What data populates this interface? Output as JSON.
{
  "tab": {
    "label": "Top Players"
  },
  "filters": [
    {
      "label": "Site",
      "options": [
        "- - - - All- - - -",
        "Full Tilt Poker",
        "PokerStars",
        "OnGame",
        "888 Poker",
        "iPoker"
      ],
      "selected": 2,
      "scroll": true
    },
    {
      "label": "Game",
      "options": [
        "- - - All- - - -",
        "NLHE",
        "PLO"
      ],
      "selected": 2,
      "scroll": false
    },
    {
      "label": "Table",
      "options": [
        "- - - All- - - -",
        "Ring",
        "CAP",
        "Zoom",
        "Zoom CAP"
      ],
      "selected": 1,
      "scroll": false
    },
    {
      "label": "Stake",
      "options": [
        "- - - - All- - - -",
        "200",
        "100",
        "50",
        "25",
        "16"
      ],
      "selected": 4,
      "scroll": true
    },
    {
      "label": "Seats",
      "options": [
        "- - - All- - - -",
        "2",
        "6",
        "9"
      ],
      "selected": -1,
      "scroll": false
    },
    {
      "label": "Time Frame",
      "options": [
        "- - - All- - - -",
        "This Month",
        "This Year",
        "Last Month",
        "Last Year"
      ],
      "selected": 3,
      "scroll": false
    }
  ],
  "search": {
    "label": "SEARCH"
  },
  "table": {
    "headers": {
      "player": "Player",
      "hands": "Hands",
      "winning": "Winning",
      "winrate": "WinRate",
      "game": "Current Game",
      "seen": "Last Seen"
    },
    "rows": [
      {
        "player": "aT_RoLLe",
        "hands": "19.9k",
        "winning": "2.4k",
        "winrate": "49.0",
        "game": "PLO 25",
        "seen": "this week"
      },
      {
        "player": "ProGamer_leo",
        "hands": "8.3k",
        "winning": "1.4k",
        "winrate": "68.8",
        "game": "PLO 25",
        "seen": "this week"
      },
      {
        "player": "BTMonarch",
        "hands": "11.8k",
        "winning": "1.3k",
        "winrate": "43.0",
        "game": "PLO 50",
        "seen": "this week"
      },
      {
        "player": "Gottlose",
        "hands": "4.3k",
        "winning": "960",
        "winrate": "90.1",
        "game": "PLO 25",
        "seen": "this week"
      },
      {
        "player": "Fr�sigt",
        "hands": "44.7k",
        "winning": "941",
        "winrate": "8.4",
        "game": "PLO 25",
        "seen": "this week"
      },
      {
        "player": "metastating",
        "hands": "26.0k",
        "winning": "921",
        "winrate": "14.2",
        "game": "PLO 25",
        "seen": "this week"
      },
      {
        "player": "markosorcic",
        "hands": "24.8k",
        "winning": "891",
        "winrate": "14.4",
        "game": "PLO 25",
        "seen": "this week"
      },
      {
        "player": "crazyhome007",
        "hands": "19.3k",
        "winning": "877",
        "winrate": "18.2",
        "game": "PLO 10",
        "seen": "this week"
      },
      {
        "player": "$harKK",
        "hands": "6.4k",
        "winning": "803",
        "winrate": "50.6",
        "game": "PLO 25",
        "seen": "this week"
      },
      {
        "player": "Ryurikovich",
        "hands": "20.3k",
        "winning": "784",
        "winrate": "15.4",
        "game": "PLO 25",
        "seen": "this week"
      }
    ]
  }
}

○ ○ ○ ○ ○ ○ ○

Every line of the records above needs to be given again exactly.

What data populates this interface? Output as JSON.
{
  "tab": {
    "label": "Top Players"
  },
  "filters": [
    {
      "label": "Site",
      "options": [
        "- - - - All- - - -",
        "Full Tilt Poker",
        "PokerStars",
        "OnGame",
        "888 Poker",
        "iPoker"
      ],
      "selected": 2,
      "scroll": true
    },
    {
      "label": "Game",
      "options": [
        "- - - All- - - -",
        "NLHE",
        "PLO"
      ],
      "selected": 2,
      "scroll": false
    },
    {
      "label": "Table",
      "options": [
        "- - - All- - - -",
        "Ring",
        "CAP",
        "Zoom",
        "Zoom CAP"
      ],
      "selected": 1,
      "scroll": false
    },
    {
      "label": "Stake",
      "options": [
        "- - - - All- - - -",
        "200",
        "100",
        "50",
        "25",
        "16"
      ],
      "selected": 4,
      "scroll": true
    },
    {
      "label": "Seats",
      "options": [
        "- - - All- - - -",
        "2",
        "6",
        "9"
      ],
      "selected": -1,
      "scroll": false
    },
    {
      "label": "Time Frame",
      "options": [
        "- - - All- - - -",
        "This Month",
        "This Year",
        "Last Month",
        "Last Year"
      ],
      "selected": 3,
      "scroll": false
    }
  ],
  "search": {
    "label": "SEARCH"
  },
  "table": {
    "headers": {
      "player": "Player",
      "hands": "Hands",
      "winning": "Winning",
      "winrate": "WinRate",
      "game": "Current Game",
      "seen": "Last Seen"
    },
    "rows": [
      {
        "player": "aT_RoLLe",
        "hands": "19.9k",
        "winning": "2.4k",
        "winrate": "49.0",
        "game": "PLO 25",
        "seen": "this week"
      },
      {
        "player": "ProGamer_leo",
        "hands": "8.3k",
        "winning": "1.4k",
        "winrate": "68.8",
        "game": "PLO 25",
        "seen": "this week"
      },
      {
        "player": "BTMonarch",
        "hands": "11.8k",
        "winning": "1.3k",
        "winrate": "43.0",
        "game": "PLO 50",
        "seen": "this week"
      },
      {
        "player": "Gottlose",
        "hands": "4.3k",
        "winning": "960",
        "winrate": "90.1",
        "game": "PLO 25",
        "seen": "this week"
      },
      {
        "player": "Fr�sigt",
        "hands": "44.7k",
        "winning": "941",
        "winrate": "8.4",
        "game": "PLO 25",
        "seen": "this week"
      },
      {
        "player": "metastating",
        "hands": "26.0k",
        "winning": "921",
        "winrate": "14.2",
        "game": "PLO 25",
        "seen": "this week"
      },
      {
        "player": "markosorcic",
        "hands": "24.8k",
        "winning": "891",
        "winrate": "14.4",
        "game": "PLO 25",
        "seen": "this week"
      },
      {
        "player": "crazyhome007",
        "hands": "19.3k",
        "winning": "877",
        "winrate": "18.2",
        "game": "PLO 10",
        "seen": "this week"
      },
      {
        "player": "$harKK",
        "hands": "6.4k",
        "winning": "803",
        "winrate": "50.6",
        "game": "PLO 25",
        "seen": "this week"
      },
      {
        "player": "Ryurikovich",
        "hands": "20.3k",
        "winning": "784",
        "winrate": "15.4",
        "game": "PLO 25",
        "seen": "this week"
      }
    ]
  }
}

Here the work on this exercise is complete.